▶ [Document passage]:
-------
One Flower Opens
At some times in our life a mysterious inner
barrier loosens, and we experience directly that which we
have been yearning for or vaguely felt or perhaps just heard
about or never surmised at all. In that incompatible moment
the most exquisite, the most prodigious flow of realization
enters our awareness: we have contacted the highest realm
of our being, our superconscious.
"It all happened in a second, but it was the most important
moment of my life," says a woman reporting such an experience.
"This was Reality. I had been through a long sleep and
suddenly woke up. There was this overwhelming love, and it
wasn't I who was very loving, or something that was loving
me, love itself was just there. Even the air seemed to be
alive, the nothingness seemed to be scintillating with this
love. It all suddenly made sense." And the practical
consequences were certainly no less intense than the subjective
feeling. This woman, who had been refusing to feed herself
for several months and was on the point of dying of starvation,
decided to start eating again after this experience and gradually
regained her health.
Even though these phenomena are intrinsically valuable and
practically relevant, for years they have been excluded from
the study of psychology and relegated to the supernatural,
explained away as pathological, or dubbed self-suggestion.
Rarely have they been studied as natural facts, as we can
study a leaf, for instance, a bird, or a planet. Fortunately,
in more years studies have been published giving more satisfactory
descriptions and explanations, and research has shown how
superconscious or transpersonal states are not the monopoly
of a few, but rather common occurrence in the life of many.
However, we are still far from being able to answer fully
some fundamental questions concerning transpersonal states.
For example, how do they manifest themselves? What influence
can they have on the psyche? What is their meaning and function
in human existence? What are the laws that govern them? Which
techniques can be used to evoke them? Answering these questions
is certainly an enormous task, and the consideration in this
chapter and the next ones very far, of course, from being
exhaustive are an attempt to formulate a few working hypotheses.
We can perhaps start by pointing out how inadequate it is
to believe, as it is sometimes implied, that there is a single
stable state of "enlightenment" or "liberation,"
to be reached once and for all and to be enjoyed permanently.
-------
▶ [Recorded data]:
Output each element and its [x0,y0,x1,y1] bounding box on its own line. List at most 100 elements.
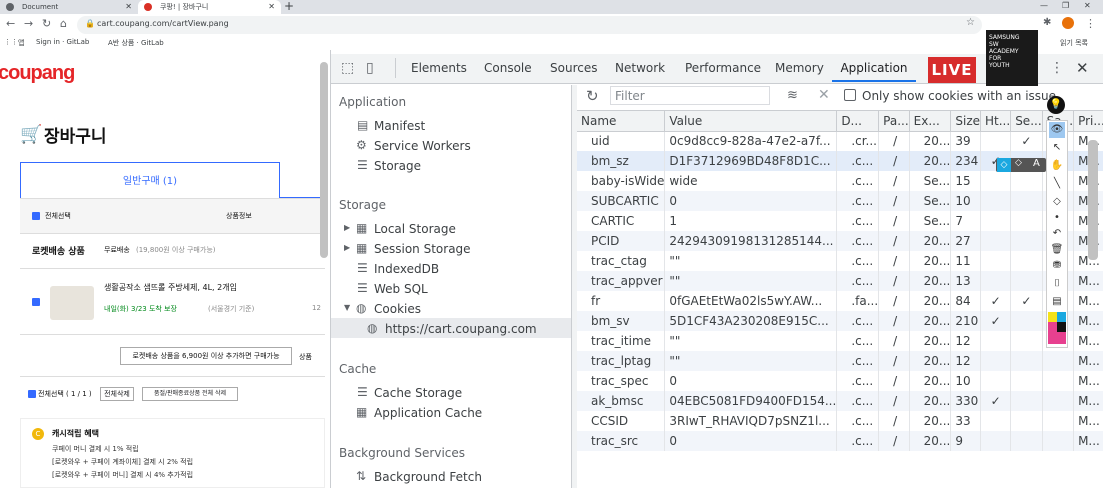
-------
▶ [Objective]: Based on the passage about superconscious experience, why does the author offer only working hypotheses?

▶ [Completed exercise]: We are still far from being able to fully answer fundamental questions about transpersonal states, such as how they manifest, what influence they have on the psyche, what their meaning and function are, what laws govern them, and which techniques can evoke them. Answering these questions is an enormous task, so the author's considerations are far from exhaustive and can only attempt to formulate a few working hypotheses.